Stated problem: Locate every line in the material below that has the word "this". Copy each of those lines.

Records supplied:
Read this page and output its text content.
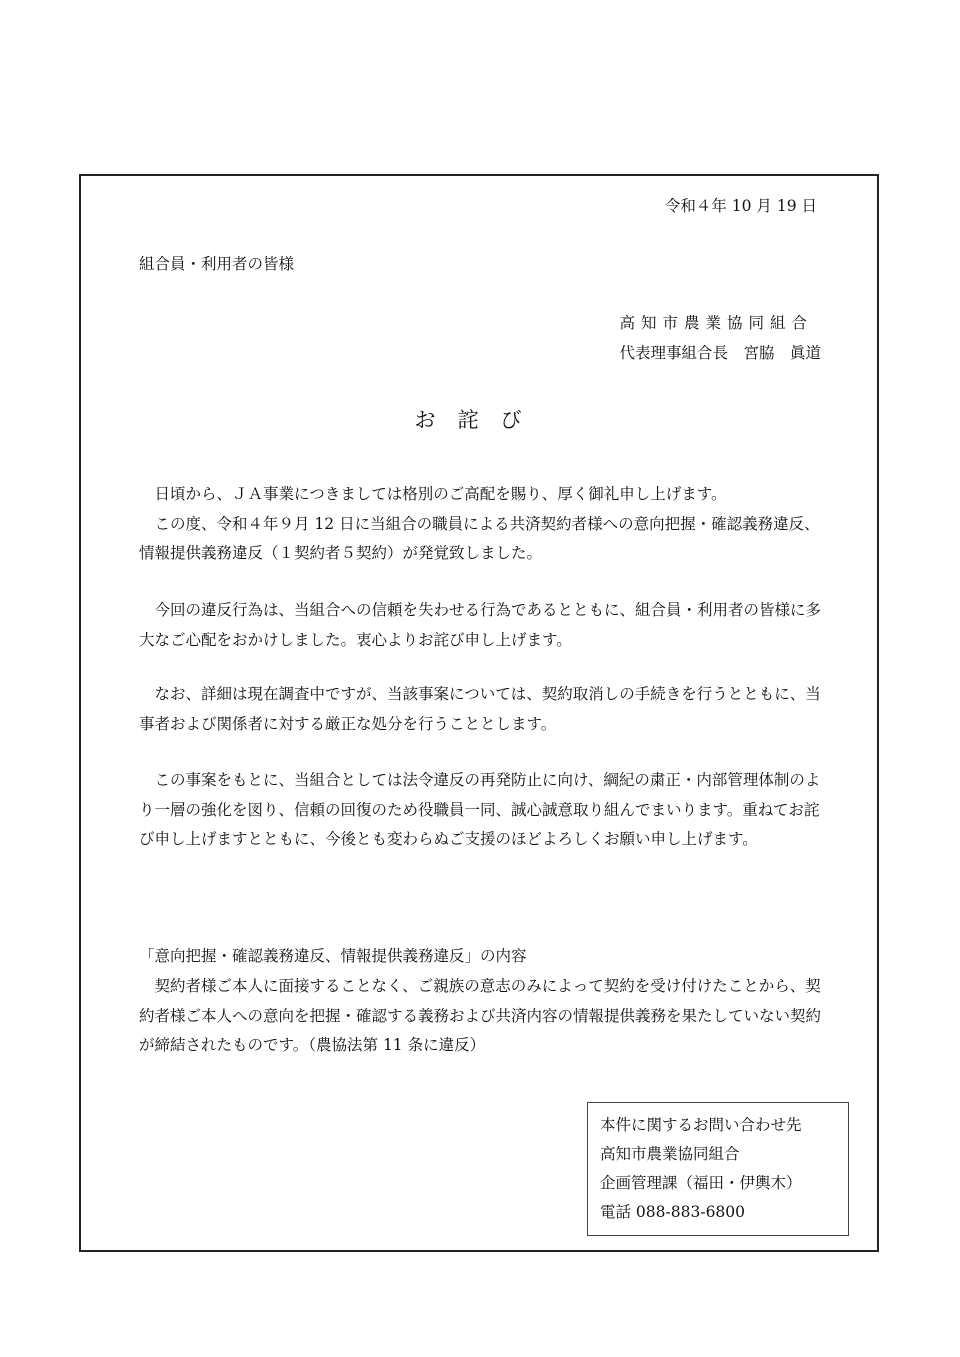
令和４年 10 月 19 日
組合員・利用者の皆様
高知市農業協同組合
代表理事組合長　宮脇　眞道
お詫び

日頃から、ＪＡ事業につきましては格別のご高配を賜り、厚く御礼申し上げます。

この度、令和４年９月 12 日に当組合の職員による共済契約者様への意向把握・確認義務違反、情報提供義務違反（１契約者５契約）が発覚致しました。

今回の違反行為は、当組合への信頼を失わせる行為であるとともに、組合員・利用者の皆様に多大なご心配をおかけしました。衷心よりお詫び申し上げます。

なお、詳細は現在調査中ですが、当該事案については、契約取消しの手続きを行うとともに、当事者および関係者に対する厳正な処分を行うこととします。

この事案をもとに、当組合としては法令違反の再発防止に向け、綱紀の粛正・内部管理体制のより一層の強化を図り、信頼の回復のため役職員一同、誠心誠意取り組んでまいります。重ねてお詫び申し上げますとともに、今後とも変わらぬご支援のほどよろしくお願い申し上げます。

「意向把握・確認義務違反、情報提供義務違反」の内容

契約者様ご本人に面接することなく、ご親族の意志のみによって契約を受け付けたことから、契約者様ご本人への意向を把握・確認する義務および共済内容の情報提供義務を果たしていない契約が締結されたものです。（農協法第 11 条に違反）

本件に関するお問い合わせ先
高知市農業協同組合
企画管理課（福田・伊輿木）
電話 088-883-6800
...
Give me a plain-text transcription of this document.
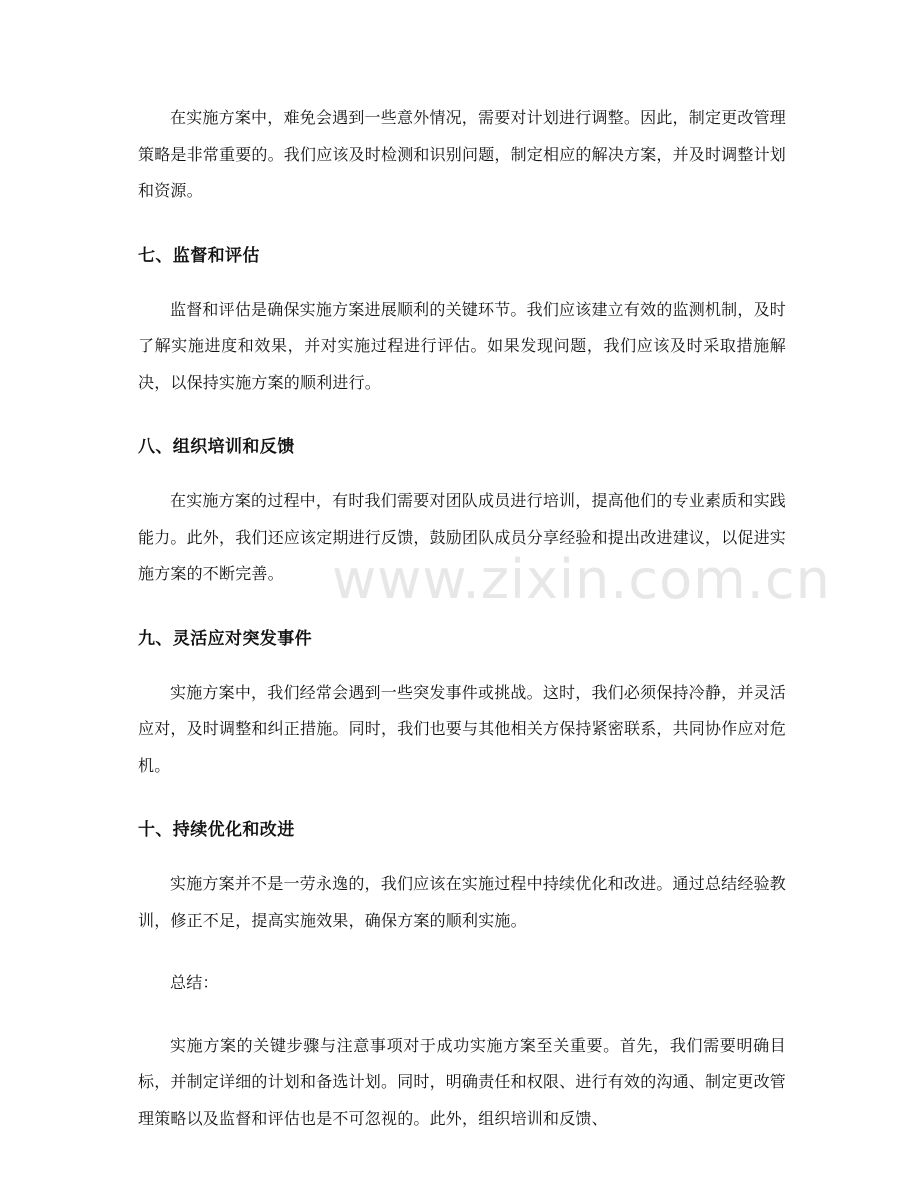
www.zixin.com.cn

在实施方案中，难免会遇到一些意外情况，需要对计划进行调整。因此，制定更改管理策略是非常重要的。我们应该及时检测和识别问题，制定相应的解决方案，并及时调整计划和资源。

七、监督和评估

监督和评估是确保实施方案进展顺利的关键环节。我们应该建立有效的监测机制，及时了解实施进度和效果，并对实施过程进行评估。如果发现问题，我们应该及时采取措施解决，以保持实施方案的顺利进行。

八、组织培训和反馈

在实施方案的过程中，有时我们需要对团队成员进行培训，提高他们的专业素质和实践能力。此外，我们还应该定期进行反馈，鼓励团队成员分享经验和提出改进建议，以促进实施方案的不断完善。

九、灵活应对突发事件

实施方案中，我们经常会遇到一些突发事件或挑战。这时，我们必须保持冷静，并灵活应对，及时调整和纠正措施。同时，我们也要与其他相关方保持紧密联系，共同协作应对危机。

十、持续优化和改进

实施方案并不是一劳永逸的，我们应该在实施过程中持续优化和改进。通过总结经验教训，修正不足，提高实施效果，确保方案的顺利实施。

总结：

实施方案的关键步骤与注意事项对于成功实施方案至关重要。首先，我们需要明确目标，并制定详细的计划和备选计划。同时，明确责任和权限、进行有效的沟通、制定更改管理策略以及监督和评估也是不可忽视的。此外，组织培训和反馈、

Exercise response:
Read this page and output its text content.
Give me a plain-text transcription of this document.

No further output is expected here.